__Work to do__
Reply with one number: the count of lines in the records below that hold "OPTICAL".

__Available records__

>>

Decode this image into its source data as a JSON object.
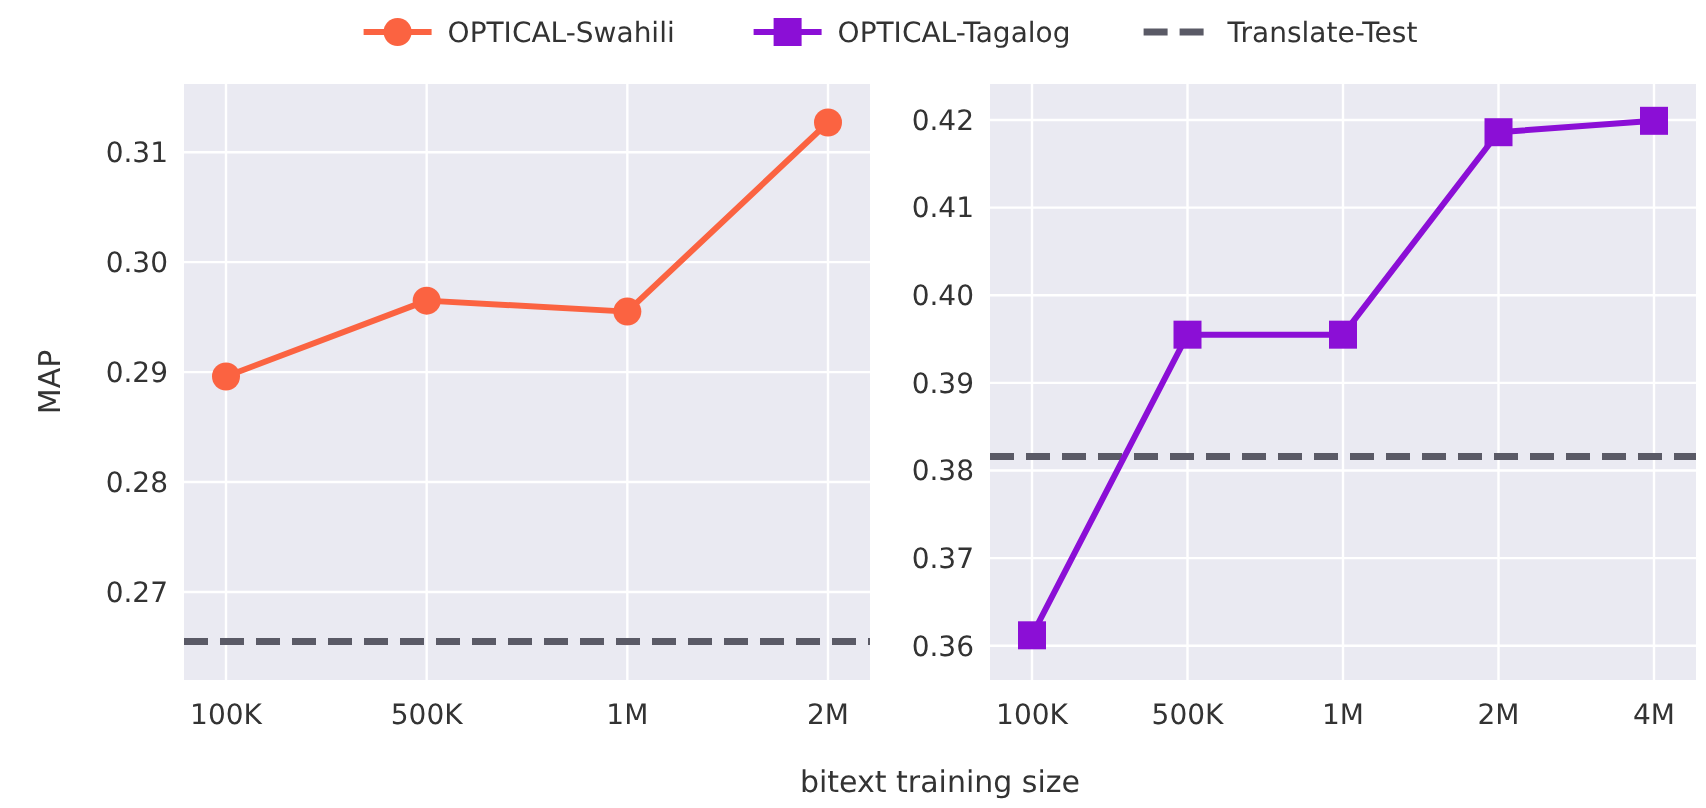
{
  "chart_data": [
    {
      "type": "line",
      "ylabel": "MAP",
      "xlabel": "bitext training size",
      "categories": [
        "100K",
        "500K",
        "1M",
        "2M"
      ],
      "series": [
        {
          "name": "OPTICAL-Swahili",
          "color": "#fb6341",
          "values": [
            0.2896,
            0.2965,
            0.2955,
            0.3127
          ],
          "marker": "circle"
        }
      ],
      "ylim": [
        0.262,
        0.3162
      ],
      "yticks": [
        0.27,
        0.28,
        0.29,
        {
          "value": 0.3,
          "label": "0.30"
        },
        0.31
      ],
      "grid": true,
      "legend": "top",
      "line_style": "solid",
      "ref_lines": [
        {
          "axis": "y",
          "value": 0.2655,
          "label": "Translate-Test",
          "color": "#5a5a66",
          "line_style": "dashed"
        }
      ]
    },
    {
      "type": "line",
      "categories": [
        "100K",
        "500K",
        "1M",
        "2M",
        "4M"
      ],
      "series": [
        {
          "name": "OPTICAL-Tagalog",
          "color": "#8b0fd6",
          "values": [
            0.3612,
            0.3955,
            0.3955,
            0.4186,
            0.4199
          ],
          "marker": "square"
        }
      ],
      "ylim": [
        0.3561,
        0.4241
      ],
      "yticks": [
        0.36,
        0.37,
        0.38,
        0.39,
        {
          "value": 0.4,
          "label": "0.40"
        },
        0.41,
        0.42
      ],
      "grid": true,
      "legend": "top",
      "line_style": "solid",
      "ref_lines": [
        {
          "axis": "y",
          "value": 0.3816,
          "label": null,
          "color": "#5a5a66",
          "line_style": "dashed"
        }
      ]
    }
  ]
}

<<
>>

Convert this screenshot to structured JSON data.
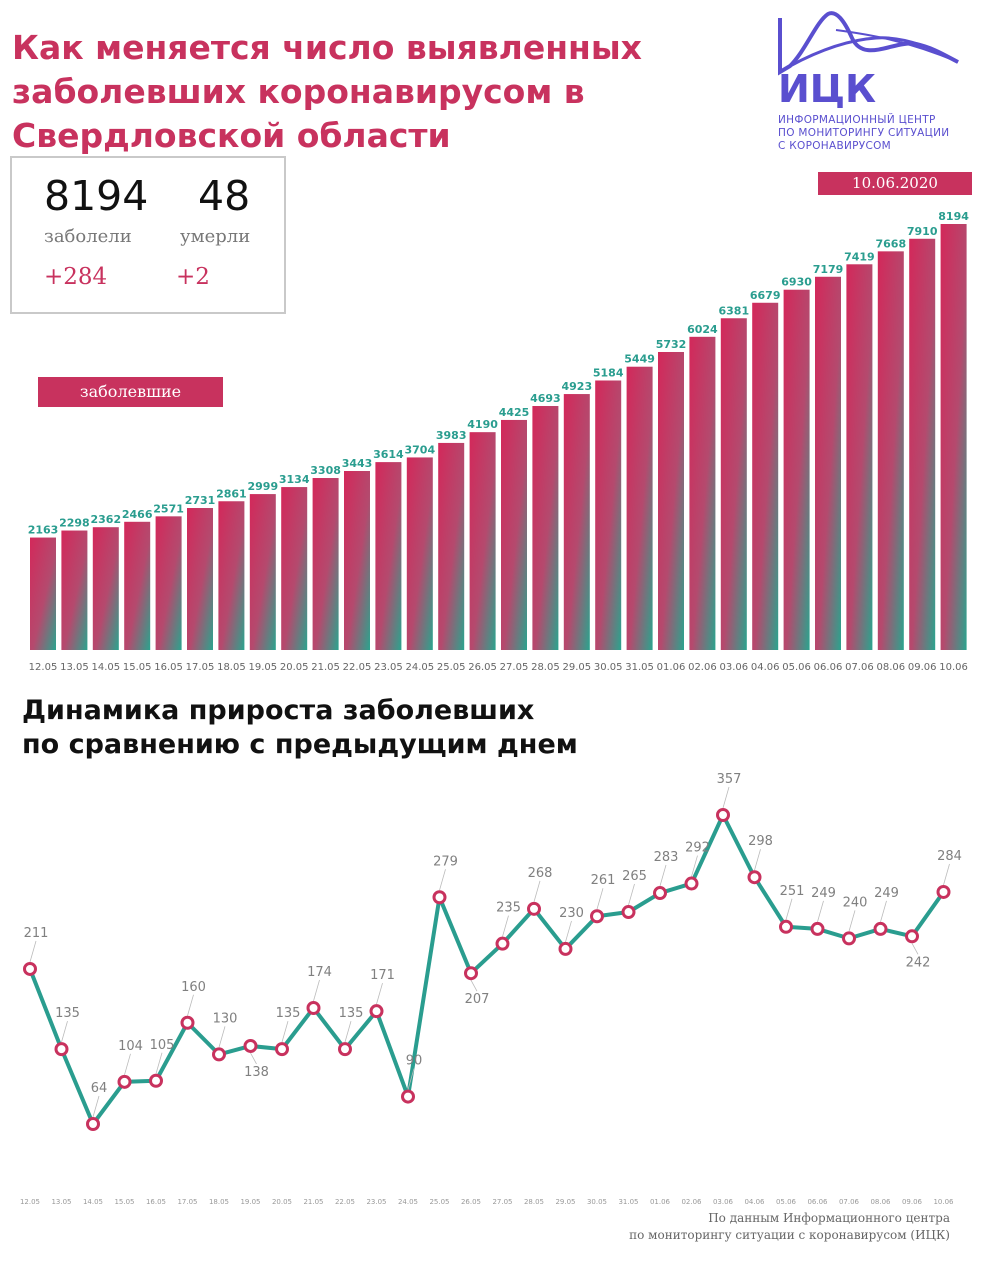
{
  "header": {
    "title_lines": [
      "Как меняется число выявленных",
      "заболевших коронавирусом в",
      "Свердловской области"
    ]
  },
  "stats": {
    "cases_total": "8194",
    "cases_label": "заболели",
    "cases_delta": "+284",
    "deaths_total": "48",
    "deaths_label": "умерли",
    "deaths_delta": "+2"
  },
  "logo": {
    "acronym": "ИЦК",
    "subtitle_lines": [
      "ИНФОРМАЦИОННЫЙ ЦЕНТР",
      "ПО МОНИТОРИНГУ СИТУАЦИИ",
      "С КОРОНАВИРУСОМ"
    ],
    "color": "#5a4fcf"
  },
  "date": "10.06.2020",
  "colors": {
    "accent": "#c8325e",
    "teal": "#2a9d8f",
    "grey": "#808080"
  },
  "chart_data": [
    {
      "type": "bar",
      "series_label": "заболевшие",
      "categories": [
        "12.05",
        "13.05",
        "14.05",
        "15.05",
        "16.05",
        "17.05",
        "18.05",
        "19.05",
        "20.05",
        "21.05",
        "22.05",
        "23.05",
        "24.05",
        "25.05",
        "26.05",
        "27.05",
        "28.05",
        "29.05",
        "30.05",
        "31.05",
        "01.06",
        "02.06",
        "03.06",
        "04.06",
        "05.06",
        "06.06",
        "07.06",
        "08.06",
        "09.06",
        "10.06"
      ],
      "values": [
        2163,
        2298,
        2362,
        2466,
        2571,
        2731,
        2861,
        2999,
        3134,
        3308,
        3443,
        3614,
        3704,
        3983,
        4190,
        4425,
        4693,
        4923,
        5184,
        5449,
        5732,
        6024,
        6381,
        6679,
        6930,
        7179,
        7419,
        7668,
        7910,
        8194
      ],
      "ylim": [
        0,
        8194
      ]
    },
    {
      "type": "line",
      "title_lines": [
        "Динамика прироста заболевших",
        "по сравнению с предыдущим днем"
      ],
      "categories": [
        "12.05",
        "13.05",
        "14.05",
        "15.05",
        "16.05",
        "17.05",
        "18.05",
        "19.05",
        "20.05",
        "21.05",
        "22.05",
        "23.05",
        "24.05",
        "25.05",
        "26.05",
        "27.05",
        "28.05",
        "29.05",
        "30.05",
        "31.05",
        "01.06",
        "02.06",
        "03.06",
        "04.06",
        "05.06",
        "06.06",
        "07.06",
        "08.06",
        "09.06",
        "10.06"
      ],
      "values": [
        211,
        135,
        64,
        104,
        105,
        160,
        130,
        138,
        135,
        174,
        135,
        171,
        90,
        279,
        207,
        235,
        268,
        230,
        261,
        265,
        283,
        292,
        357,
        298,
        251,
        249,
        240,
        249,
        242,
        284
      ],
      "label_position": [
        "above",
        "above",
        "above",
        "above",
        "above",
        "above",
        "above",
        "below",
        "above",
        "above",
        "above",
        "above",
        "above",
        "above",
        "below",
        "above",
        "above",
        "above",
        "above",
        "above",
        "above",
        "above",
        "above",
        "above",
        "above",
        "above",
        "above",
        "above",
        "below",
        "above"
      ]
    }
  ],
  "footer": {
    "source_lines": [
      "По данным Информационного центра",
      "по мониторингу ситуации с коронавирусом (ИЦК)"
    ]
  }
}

<<

__Right answer__
2